• **What is being asked**
Below is a set of records. Repeat all of them exactly.

(Source records)
------------

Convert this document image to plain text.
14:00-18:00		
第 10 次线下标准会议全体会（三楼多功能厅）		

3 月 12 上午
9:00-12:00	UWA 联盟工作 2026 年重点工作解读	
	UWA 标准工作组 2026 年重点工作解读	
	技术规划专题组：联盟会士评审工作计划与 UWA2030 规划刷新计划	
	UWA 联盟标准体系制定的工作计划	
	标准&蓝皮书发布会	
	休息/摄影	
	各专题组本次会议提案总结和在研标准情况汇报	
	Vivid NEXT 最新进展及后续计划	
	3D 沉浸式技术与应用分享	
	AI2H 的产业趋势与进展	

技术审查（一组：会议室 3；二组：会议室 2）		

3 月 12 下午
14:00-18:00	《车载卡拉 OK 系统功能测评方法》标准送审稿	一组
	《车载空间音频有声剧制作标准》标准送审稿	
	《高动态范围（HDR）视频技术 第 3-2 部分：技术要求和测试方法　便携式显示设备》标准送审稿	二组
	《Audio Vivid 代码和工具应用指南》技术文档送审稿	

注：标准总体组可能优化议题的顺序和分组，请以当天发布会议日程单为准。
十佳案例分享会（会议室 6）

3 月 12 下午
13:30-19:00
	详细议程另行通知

------------

• **Answer**
Convert this document image to plain text.
14:00-18:00		
第 10 次线下标准会议全体会（三楼多功能厅）		

3 月 12 上午
9:00-12:00	UWA 联盟工作 2026 年重点工作解读	
	UWA 标准工作组 2026 年重点工作解读	
	技术规划专题组：联盟会士评审工作计划与 UWA2030 规划刷新计划	
	UWA 联盟标准体系制定的工作计划	
	标准&蓝皮书发布会	
	休息/摄影	
	各专题组本次会议提案总结和在研标准情况汇报	
	Vivid NEXT 最新进展及后续计划	
	3D 沉浸式技术与应用分享	
	AI2H 的产业趋势与进展	

技术审查（一组：会议室 3；二组：会议室 2）		

3 月 12 下午
14:00-18:00	《车载卡拉 OK 系统功能测评方法》标准送审稿	一组
	《车载空间音频有声剧制作标准》标准送审稿	
	《高动态范围（HDR）视频技术 第 3-2 部分：技术要求和测试方法　便携式显示设备》标准送审稿	二组
	《Audio Vivid 代码和工具应用指南》技术文档送审稿	

注：标准总体组可能优化议题的顺序和分组，请以当天发布会议日程单为准。
十佳案例分享会（会议室 6）

3 月 12 下午
13:30-19:00
	详细议程另行通知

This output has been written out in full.